Directions: Copy the records below exactly, leaving out any pictures.

[Extracted records]

★ ★ ★

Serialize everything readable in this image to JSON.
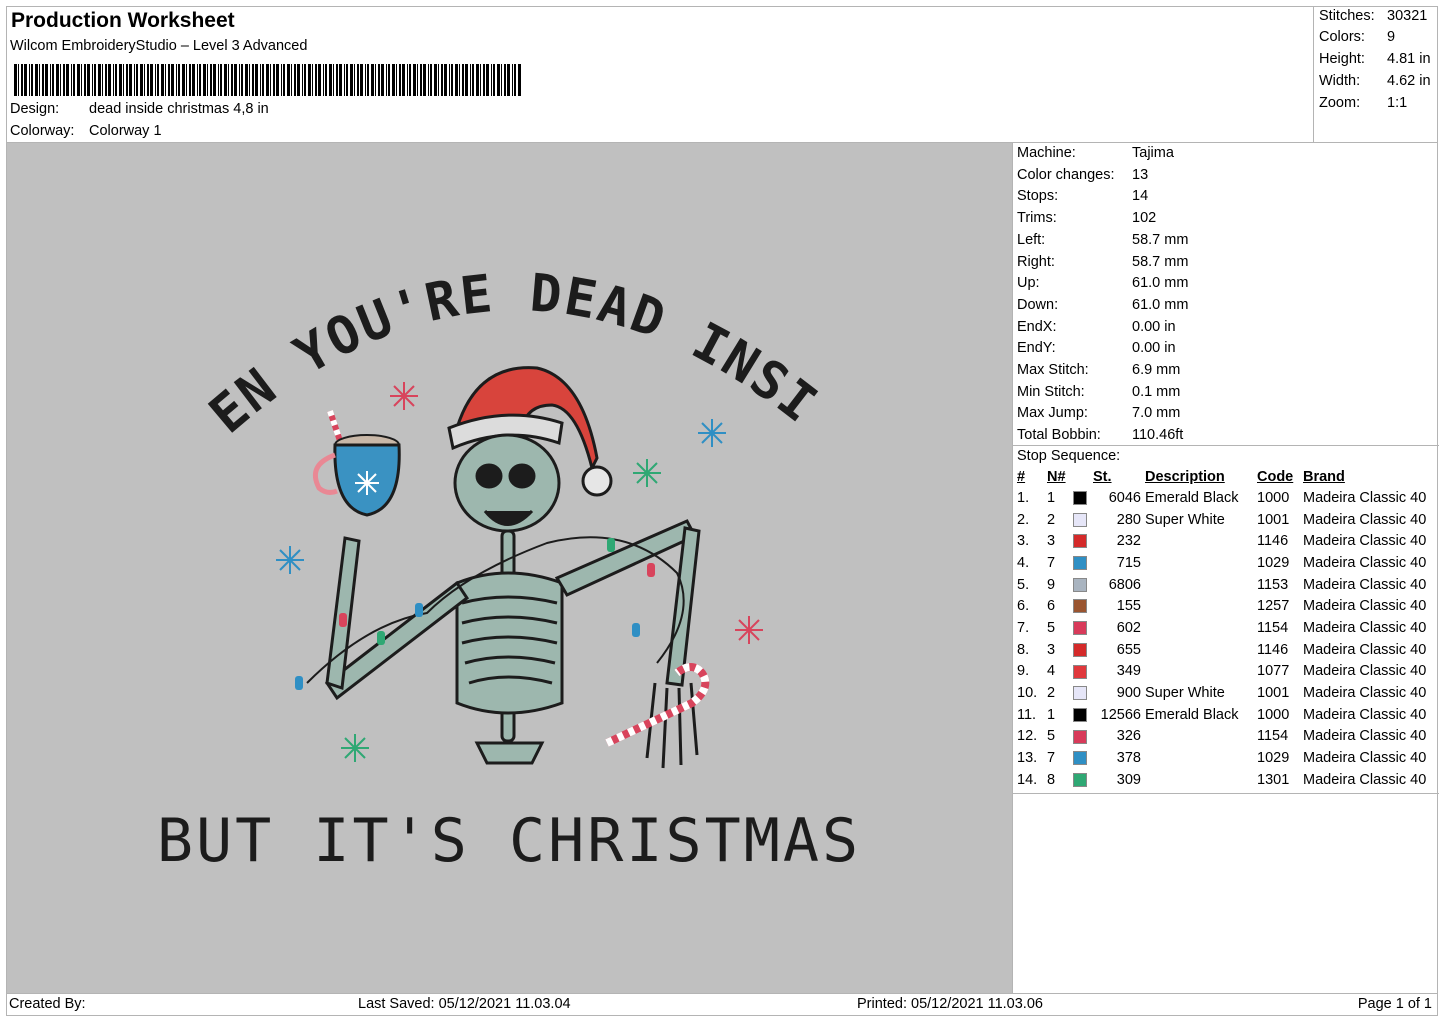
{
  "header": {
    "title": "Production Worksheet",
    "software": "Wilcom EmbroideryStudio – Level 3 Advanced",
    "design_label": "Design:",
    "design_value": "dead inside christmas 4,8 in",
    "colorway_label": "Colorway:",
    "colorway_value": "Colorway 1"
  },
  "summary": [
    {
      "label": "Stitches:",
      "value": "30321"
    },
    {
      "label": "Colors:",
      "value": "9"
    },
    {
      "label": "Height:",
      "value": "4.81 in"
    },
    {
      "label": "Width:",
      "value": "4.62 in"
    },
    {
      "label": "Zoom:",
      "value": "1:1"
    }
  ],
  "machine_info": [
    {
      "label": "Machine:",
      "value": "Tajima"
    },
    {
      "label": "Color changes:",
      "value": "13"
    },
    {
      "label": "Stops:",
      "value": "14"
    },
    {
      "label": "Trims:",
      "value": "102"
    },
    {
      "label": "Left:",
      "value": "58.7 mm"
    },
    {
      "label": "Right:",
      "value": "58.7 mm"
    },
    {
      "label": "Up:",
      "value": "61.0 mm"
    },
    {
      "label": "Down:",
      "value": "61.0 mm"
    },
    {
      "label": "EndX:",
      "value": "0.00 in"
    },
    {
      "label": "EndY:",
      "value": "0.00 in"
    },
    {
      "label": "Max Stitch:",
      "value": "6.9 mm"
    },
    {
      "label": "Min Stitch:",
      "value": "0.1 mm"
    },
    {
      "label": "Max Jump:",
      "value": "7.0 mm"
    },
    {
      "label": "Total Bobbin:",
      "value": "110.46ft"
    }
  ],
  "stop_sequence": {
    "title": "Stop Sequence:",
    "headers": {
      "idx": "#",
      "n": "N#",
      "st": "St.",
      "desc": "Description",
      "code": "Code",
      "brand": "Brand"
    },
    "rows": [
      {
        "idx": "1.",
        "n": "1",
        "color": "#000000",
        "st": "6046",
        "desc": "Emerald Black",
        "code": "1000",
        "brand": "Madeira Classic 40"
      },
      {
        "idx": "2.",
        "n": "2",
        "color": "#e6e6f8",
        "st": "280",
        "desc": "Super White",
        "code": "1001",
        "brand": "Madeira Classic 40"
      },
      {
        "idx": "3.",
        "n": "3",
        "color": "#d42a2a",
        "st": "232",
        "desc": "",
        "code": "1146",
        "brand": "Madeira Classic 40"
      },
      {
        "idx": "4.",
        "n": "7",
        "color": "#2f8fc4",
        "st": "715",
        "desc": "",
        "code": "1029",
        "brand": "Madeira Classic 40"
      },
      {
        "idx": "5.",
        "n": "9",
        "color": "#a9b4c0",
        "st": "6806",
        "desc": "",
        "code": "1153",
        "brand": "Madeira Classic 40"
      },
      {
        "idx": "6.",
        "n": "6",
        "color": "#9a5530",
        "st": "155",
        "desc": "",
        "code": "1257",
        "brand": "Madeira Classic 40"
      },
      {
        "idx": "7.",
        "n": "5",
        "color": "#d83a5a",
        "st": "602",
        "desc": "",
        "code": "1154",
        "brand": "Madeira Classic 40"
      },
      {
        "idx": "8.",
        "n": "3",
        "color": "#d42a2a",
        "st": "655",
        "desc": "",
        "code": "1146",
        "brand": "Madeira Classic 40"
      },
      {
        "idx": "9.",
        "n": "4",
        "color": "#e0383c",
        "st": "349",
        "desc": "",
        "code": "1077",
        "brand": "Madeira Classic 40"
      },
      {
        "idx": "10.",
        "n": "2",
        "color": "#e6e6f8",
        "st": "900",
        "desc": "Super White",
        "code": "1001",
        "brand": "Madeira Classic 40"
      },
      {
        "idx": "11.",
        "n": "1",
        "color": "#000000",
        "st": "12566",
        "desc": "Emerald Black",
        "code": "1000",
        "brand": "Madeira Classic 40"
      },
      {
        "idx": "12.",
        "n": "5",
        "color": "#d83a5a",
        "st": "326",
        "desc": "",
        "code": "1154",
        "brand": "Madeira Classic 40"
      },
      {
        "idx": "13.",
        "n": "7",
        "color": "#2f8fc4",
        "st": "378",
        "desc": "",
        "code": "1029",
        "brand": "Madeira Classic 40"
      },
      {
        "idx": "14.",
        "n": "8",
        "color": "#2fa874",
        "st": "309",
        "desc": "",
        "code": "1301",
        "brand": "Madeira Classic 40"
      }
    ]
  },
  "design_text": {
    "top": "WHEN YOU'RE DEAD INSIDE",
    "bottom": "BUT IT'S CHRISTMAS"
  },
  "footer": {
    "created_by": "Created By:",
    "last_saved": "Last Saved: 05/12/2021 11.03.04",
    "printed": "Printed: 05/12/2021 11.03.06",
    "page": "Page 1 of 1"
  }
}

★ ★ ★

Solution to this task:
Serialize everything readable in this image to JSON.
{
  "header": {
    "title": "Production Worksheet",
    "software": "Wilcom EmbroideryStudio – Level 3 Advanced",
    "design_label": "Design:",
    "design_value": "dead inside christmas 4,8 in",
    "colorway_label": "Colorway:",
    "colorway_value": "Colorway 1"
  },
  "summary": [
    {
      "label": "Stitches:",
      "value": "30321"
    },
    {
      "label": "Colors:",
      "value": "9"
    },
    {
      "label": "Height:",
      "value": "4.81 in"
    },
    {
      "label": "Width:",
      "value": "4.62 in"
    },
    {
      "label": "Zoom:",
      "value": "1:1"
    }
  ],
  "machine_info": [
    {
      "label": "Machine:",
      "value": "Tajima"
    },
    {
      "label": "Color changes:",
      "value": "13"
    },
    {
      "label": "Stops:",
      "value": "14"
    },
    {
      "label": "Trims:",
      "value": "102"
    },
    {
      "label": "Left:",
      "value": "58.7 mm"
    },
    {
      "label": "Right:",
      "value": "58.7 mm"
    },
    {
      "label": "Up:",
      "value": "61.0 mm"
    },
    {
      "label": "Down:",
      "value": "61.0 mm"
    },
    {
      "label": "EndX:",
      "value": "0.00 in"
    },
    {
      "label": "EndY:",
      "value": "0.00 in"
    },
    {
      "label": "Max Stitch:",
      "value": "6.9 mm"
    },
    {
      "label": "Min Stitch:",
      "value": "0.1 mm"
    },
    {
      "label": "Max Jump:",
      "value": "7.0 mm"
    },
    {
      "label": "Total Bobbin:",
      "value": "110.46ft"
    }
  ],
  "stop_sequence": {
    "title": "Stop Sequence:",
    "headers": {
      "idx": "#",
      "n": "N#",
      "st": "St.",
      "desc": "Description",
      "code": "Code",
      "brand": "Brand"
    },
    "rows": [
      {
        "idx": "1.",
        "n": "1",
        "color": "#000000",
        "st": "6046",
        "desc": "Emerald Black",
        "code": "1000",
        "brand": "Madeira Classic 40"
      },
      {
        "idx": "2.",
        "n": "2",
        "color": "#e6e6f8",
        "st": "280",
        "desc": "Super White",
        "code": "1001",
        "brand": "Madeira Classic 40"
      },
      {
        "idx": "3.",
        "n": "3",
        "color": "#d42a2a",
        "st": "232",
        "desc": "",
        "code": "1146",
        "brand": "Madeira Classic 40"
      },
      {
        "idx": "4.",
        "n": "7",
        "color": "#2f8fc4",
        "st": "715",
        "desc": "",
        "code": "1029",
        "brand": "Madeira Classic 40"
      },
      {
        "idx": "5.",
        "n": "9",
        "color": "#a9b4c0",
        "st": "6806",
        "desc": "",
        "code": "1153",
        "brand": "Madeira Classic 40"
      },
      {
        "idx": "6.",
        "n": "6",
        "color": "#9a5530",
        "st": "155",
        "desc": "",
        "code": "1257",
        "brand": "Madeira Classic 40"
      },
      {
        "idx": "7.",
        "n": "5",
        "color": "#d83a5a",
        "st": "602",
        "desc": "",
        "code": "1154",
        "brand": "Madeira Classic 40"
      },
      {
        "idx": "8.",
        "n": "3",
        "color": "#d42a2a",
        "st": "655",
        "desc": "",
        "code": "1146",
        "brand": "Madeira Classic 40"
      },
      {
        "idx": "9.",
        "n": "4",
        "color": "#e0383c",
        "st": "349",
        "desc": "",
        "code": "1077",
        "brand": "Madeira Classic 40"
      },
      {
        "idx": "10.",
        "n": "2",
        "color": "#e6e6f8",
        "st": "900",
        "desc": "Super White",
        "code": "1001",
        "brand": "Madeira Classic 40"
      },
      {
        "idx": "11.",
        "n": "1",
        "color": "#000000",
        "st": "12566",
        "desc": "Emerald Black",
        "code": "1000",
        "brand": "Madeira Classic 40"
      },
      {
        "idx": "12.",
        "n": "5",
        "color": "#d83a5a",
        "st": "326",
        "desc": "",
        "code": "1154",
        "brand": "Madeira Classic 40"
      },
      {
        "idx": "13.",
        "n": "7",
        "color": "#2f8fc4",
        "st": "378",
        "desc": "",
        "code": "1029",
        "brand": "Madeira Classic 40"
      },
      {
        "idx": "14.",
        "n": "8",
        "color": "#2fa874",
        "st": "309",
        "desc": "",
        "code": "1301",
        "brand": "Madeira Classic 40"
      }
    ]
  },
  "design_text": {
    "top": "WHEN YOU'RE DEAD INSIDE",
    "bottom": "BUT IT'S CHRISTMAS"
  },
  "footer": {
    "created_by": "Created By:",
    "last_saved": "Last Saved: 05/12/2021 11.03.04",
    "printed": "Printed: 05/12/2021 11.03.06",
    "page": "Page 1 of 1"
  }
}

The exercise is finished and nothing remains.